Exercise prompt: Only a number is wanted: how many lines in the listing contain the word "göre"?

#### Records ####

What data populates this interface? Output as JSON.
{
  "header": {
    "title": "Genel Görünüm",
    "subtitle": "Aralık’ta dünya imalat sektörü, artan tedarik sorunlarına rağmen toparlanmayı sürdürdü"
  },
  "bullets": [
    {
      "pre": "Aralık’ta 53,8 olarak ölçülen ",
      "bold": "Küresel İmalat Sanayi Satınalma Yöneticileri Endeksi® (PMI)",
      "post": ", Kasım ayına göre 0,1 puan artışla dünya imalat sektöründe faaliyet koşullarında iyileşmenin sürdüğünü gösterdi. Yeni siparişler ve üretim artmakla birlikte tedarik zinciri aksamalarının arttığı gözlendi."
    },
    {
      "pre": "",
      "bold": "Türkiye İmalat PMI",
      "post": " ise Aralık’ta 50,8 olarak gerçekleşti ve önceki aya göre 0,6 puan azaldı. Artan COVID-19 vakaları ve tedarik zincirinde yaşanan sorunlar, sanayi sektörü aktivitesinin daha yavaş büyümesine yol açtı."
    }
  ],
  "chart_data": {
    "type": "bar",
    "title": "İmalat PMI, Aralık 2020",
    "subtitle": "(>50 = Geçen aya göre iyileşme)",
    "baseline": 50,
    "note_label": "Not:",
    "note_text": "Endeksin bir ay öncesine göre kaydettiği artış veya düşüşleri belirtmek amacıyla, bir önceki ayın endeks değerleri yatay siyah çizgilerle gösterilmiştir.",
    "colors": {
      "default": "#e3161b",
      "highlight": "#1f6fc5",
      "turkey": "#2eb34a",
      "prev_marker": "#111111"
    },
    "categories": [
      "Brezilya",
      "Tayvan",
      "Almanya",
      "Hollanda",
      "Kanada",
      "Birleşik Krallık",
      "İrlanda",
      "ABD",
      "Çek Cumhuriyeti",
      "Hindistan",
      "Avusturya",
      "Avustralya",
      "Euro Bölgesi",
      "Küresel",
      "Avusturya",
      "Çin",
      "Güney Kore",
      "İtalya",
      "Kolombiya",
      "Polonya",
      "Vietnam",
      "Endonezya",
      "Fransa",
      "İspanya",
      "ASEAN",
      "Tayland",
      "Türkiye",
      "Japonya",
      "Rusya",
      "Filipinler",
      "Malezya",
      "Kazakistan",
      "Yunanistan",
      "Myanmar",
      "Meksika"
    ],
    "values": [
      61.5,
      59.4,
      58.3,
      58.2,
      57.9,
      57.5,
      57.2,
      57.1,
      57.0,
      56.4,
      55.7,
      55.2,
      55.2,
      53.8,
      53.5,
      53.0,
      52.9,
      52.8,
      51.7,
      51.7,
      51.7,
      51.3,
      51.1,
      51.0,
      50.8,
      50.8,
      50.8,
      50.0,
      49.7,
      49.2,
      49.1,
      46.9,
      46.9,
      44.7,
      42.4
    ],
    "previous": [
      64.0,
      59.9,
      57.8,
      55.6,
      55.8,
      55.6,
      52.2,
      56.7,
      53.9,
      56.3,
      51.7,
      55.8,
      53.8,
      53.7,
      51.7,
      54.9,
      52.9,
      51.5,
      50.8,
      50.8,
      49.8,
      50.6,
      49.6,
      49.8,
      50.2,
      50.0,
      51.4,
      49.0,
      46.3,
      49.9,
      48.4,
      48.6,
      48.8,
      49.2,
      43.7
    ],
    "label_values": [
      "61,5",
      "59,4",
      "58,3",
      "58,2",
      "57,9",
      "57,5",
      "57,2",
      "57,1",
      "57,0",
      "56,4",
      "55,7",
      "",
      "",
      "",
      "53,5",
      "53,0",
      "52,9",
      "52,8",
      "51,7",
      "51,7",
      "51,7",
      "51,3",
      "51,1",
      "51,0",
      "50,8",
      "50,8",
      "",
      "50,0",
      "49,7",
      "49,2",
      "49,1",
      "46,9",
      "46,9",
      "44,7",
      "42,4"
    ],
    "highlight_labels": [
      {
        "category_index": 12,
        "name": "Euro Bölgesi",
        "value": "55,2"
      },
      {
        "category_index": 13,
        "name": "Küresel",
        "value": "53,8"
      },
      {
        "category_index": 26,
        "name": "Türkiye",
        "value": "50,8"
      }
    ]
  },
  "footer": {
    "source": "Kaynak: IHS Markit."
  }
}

####

Solution to the problem: 4